(Data records)
══════════

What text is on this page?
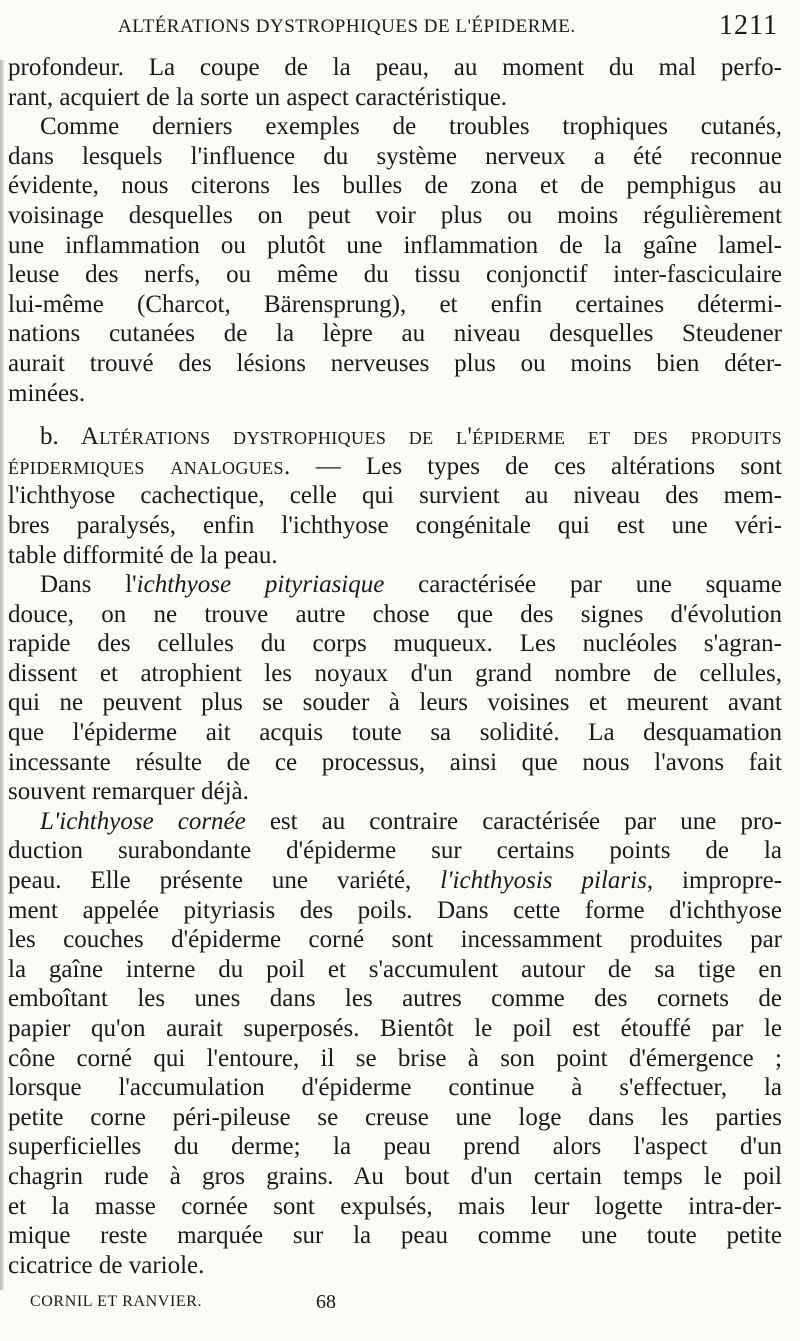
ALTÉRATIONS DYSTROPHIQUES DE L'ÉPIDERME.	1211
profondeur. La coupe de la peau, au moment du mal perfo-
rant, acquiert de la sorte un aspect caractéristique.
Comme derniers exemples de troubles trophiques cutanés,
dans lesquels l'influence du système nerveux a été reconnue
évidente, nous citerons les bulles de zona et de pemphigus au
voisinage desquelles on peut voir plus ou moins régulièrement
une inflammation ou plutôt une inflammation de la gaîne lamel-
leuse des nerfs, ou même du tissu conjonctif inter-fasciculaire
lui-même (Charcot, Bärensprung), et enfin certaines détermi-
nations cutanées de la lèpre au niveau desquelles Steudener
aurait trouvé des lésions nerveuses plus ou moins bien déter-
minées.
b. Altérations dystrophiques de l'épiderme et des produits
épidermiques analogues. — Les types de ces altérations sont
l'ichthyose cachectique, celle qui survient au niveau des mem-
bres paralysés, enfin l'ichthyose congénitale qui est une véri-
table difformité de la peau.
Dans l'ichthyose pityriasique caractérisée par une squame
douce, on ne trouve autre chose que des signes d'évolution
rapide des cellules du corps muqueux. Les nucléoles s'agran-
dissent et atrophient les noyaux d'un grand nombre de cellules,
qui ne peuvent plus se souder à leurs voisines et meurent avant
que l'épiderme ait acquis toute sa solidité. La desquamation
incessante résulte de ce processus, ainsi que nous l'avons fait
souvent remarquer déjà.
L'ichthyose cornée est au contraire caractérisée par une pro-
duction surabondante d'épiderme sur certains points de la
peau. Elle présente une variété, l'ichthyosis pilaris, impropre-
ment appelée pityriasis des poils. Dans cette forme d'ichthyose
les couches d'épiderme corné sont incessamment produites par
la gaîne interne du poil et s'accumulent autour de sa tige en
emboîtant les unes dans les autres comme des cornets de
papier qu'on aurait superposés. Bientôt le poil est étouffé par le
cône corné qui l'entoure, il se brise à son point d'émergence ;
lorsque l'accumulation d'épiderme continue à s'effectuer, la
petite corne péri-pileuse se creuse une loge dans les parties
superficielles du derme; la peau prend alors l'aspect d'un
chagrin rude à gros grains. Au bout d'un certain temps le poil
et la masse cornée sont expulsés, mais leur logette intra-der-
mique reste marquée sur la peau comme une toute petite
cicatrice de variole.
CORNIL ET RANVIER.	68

══════════

§ Directions:
Find the word "toute" in the data and show each line that holds it.

§ Result of the task:
que l'épiderme ait acquis toute sa solidité. La desquamation
mique reste marquée sur la peau comme une toute petite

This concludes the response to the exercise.